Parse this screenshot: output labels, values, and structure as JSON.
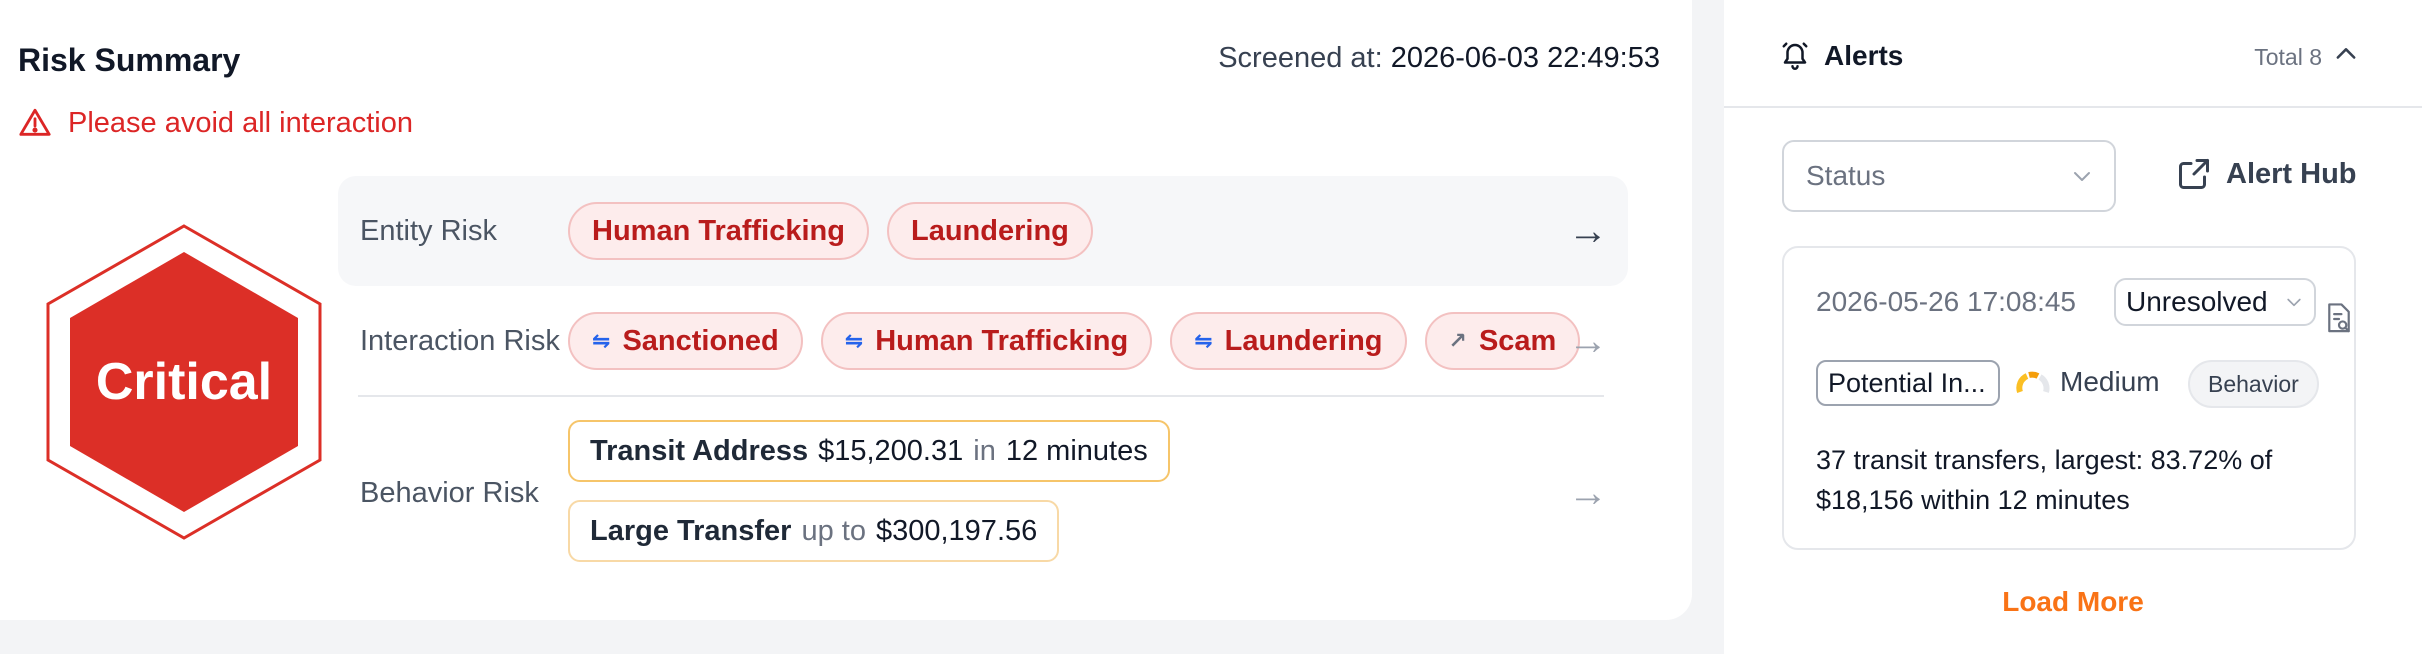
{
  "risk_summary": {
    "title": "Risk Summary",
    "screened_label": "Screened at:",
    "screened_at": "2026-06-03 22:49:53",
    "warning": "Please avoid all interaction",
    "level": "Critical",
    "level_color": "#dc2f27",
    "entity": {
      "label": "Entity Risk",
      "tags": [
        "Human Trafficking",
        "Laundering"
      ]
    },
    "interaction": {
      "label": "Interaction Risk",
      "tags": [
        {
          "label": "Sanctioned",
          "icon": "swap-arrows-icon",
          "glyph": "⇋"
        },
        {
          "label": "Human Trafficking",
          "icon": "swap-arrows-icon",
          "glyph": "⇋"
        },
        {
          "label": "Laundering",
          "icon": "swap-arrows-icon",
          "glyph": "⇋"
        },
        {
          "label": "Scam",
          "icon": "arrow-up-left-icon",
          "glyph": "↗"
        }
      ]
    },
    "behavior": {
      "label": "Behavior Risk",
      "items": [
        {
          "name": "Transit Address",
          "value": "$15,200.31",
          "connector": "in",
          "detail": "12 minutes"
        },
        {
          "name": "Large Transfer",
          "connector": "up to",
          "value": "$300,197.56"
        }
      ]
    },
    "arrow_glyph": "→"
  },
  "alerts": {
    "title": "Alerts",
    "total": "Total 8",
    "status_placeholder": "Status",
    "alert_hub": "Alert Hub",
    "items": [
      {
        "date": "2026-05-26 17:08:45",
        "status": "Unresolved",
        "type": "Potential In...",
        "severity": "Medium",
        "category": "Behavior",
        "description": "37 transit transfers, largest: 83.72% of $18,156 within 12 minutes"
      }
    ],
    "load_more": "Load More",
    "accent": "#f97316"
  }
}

* * *

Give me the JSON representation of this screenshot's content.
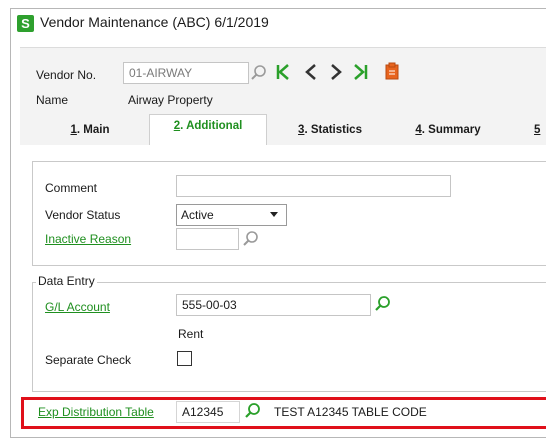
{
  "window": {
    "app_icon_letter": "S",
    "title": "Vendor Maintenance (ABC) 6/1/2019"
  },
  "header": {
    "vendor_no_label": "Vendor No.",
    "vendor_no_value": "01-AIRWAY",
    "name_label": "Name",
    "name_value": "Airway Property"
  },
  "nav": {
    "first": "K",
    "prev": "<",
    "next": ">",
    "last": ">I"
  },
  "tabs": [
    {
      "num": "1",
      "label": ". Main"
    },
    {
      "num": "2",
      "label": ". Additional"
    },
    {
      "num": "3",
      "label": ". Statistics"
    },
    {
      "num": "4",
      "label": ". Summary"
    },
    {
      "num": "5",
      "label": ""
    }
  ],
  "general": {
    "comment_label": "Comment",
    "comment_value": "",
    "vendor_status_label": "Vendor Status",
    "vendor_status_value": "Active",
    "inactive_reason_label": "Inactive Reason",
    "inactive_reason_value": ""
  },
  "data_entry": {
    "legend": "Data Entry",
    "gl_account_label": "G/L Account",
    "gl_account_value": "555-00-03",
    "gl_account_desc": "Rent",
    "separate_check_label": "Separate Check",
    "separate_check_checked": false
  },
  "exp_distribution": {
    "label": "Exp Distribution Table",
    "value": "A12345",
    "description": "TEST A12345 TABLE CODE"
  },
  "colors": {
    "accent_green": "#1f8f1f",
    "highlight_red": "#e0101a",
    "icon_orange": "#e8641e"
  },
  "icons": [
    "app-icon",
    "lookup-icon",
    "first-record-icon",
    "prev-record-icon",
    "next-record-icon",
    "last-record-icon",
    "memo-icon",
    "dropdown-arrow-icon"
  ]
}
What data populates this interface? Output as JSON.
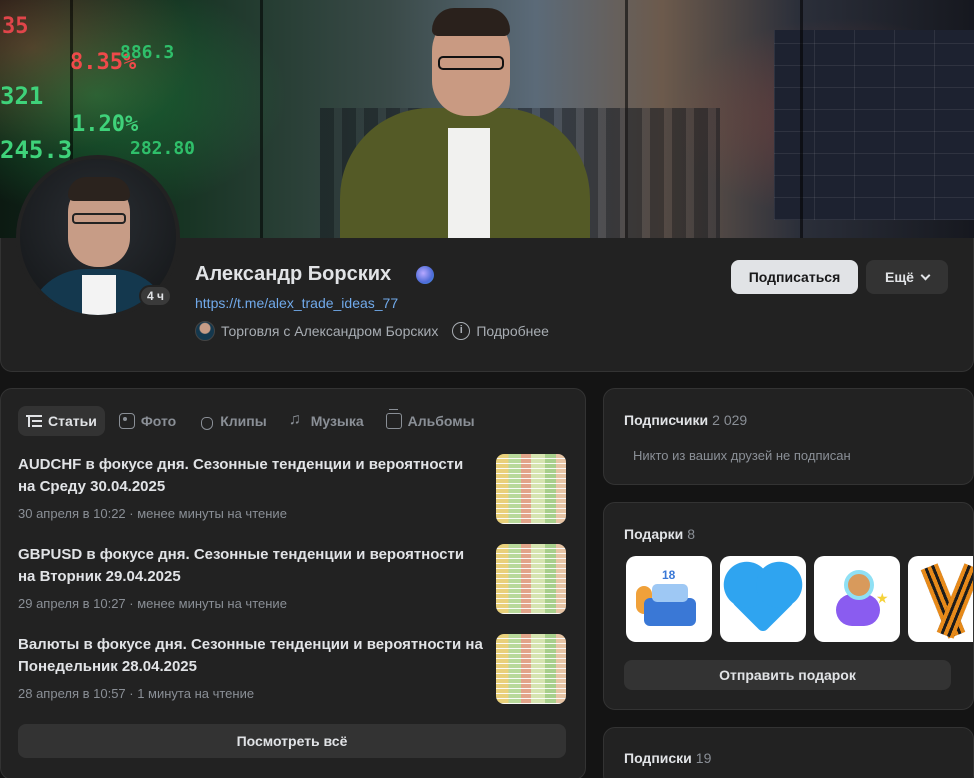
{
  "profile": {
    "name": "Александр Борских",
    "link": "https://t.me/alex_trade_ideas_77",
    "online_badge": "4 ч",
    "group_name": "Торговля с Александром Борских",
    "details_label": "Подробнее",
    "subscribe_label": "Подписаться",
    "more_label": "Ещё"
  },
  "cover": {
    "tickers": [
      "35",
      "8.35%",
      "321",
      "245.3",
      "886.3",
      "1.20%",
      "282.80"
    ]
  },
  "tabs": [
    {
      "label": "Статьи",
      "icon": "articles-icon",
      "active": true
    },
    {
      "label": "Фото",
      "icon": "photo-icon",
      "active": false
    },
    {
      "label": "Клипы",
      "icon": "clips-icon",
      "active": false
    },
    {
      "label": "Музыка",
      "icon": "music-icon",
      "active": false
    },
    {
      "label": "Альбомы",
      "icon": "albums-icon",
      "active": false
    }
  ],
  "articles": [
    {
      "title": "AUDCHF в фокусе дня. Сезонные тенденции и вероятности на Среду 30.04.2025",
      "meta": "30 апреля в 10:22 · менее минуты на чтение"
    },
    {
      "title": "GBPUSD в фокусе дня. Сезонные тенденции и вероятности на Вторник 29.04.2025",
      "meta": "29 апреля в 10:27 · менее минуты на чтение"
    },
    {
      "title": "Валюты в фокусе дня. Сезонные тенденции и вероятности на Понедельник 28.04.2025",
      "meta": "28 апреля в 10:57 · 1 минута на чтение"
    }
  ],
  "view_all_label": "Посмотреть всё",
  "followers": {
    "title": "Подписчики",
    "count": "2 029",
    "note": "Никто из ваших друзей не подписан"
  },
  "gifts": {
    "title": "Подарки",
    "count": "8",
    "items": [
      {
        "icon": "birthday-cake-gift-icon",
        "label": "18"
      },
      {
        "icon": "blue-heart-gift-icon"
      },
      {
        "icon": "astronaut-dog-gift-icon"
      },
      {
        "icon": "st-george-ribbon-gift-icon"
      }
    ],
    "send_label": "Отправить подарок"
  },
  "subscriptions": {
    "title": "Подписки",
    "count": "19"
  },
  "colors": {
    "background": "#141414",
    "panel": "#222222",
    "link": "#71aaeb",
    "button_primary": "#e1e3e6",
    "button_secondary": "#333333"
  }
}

* * *

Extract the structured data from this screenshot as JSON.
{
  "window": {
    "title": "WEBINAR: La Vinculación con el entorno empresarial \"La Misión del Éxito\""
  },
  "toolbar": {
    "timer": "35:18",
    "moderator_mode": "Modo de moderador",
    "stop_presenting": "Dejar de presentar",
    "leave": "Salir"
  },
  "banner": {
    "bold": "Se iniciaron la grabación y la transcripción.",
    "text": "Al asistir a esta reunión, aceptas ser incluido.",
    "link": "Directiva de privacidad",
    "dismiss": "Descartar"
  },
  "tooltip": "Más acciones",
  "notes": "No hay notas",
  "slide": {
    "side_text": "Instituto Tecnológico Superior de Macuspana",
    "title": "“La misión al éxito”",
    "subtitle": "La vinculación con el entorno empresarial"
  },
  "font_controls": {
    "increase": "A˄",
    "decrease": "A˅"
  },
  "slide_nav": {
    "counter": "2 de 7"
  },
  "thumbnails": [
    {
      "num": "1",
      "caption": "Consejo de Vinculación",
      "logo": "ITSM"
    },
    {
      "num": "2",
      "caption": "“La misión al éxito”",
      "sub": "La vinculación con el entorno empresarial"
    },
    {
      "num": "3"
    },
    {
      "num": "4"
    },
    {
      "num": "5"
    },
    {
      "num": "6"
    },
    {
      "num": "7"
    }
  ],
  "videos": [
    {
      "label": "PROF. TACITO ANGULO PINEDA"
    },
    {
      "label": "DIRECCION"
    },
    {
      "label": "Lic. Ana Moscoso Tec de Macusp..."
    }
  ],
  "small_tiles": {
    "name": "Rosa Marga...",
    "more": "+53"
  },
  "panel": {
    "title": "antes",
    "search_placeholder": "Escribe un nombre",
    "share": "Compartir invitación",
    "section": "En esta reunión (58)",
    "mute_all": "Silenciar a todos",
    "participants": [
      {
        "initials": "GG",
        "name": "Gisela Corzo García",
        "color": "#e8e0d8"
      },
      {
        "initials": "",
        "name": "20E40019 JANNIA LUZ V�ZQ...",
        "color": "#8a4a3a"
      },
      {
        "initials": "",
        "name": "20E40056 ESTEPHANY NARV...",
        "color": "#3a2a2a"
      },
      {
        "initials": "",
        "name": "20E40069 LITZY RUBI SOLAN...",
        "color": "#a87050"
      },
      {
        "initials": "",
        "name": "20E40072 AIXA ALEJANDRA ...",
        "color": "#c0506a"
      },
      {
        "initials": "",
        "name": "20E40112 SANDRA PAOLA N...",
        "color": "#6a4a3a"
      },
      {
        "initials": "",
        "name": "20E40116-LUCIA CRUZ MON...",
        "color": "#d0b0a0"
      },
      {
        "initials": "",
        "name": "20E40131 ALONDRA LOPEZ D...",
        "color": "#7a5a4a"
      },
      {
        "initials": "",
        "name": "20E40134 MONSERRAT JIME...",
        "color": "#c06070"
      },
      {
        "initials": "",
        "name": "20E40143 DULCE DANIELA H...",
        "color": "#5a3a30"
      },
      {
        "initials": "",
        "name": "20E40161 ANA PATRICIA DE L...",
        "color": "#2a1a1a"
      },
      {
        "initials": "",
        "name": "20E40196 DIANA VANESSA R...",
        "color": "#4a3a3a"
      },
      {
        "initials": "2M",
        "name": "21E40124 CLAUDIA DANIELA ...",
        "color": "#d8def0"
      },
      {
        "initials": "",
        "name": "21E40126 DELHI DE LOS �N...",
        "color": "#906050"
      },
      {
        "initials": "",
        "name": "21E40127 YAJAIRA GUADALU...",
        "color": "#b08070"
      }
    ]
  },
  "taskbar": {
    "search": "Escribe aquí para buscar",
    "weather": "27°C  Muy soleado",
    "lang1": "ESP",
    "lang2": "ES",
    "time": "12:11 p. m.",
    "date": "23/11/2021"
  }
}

Aim of the exercise:
All lines of the data above that include the word "record" must be shown.

Answer to this problem:
    "first-record-icon",
    "prev-record-icon",
    "next-record-icon",
    "last-record-icon",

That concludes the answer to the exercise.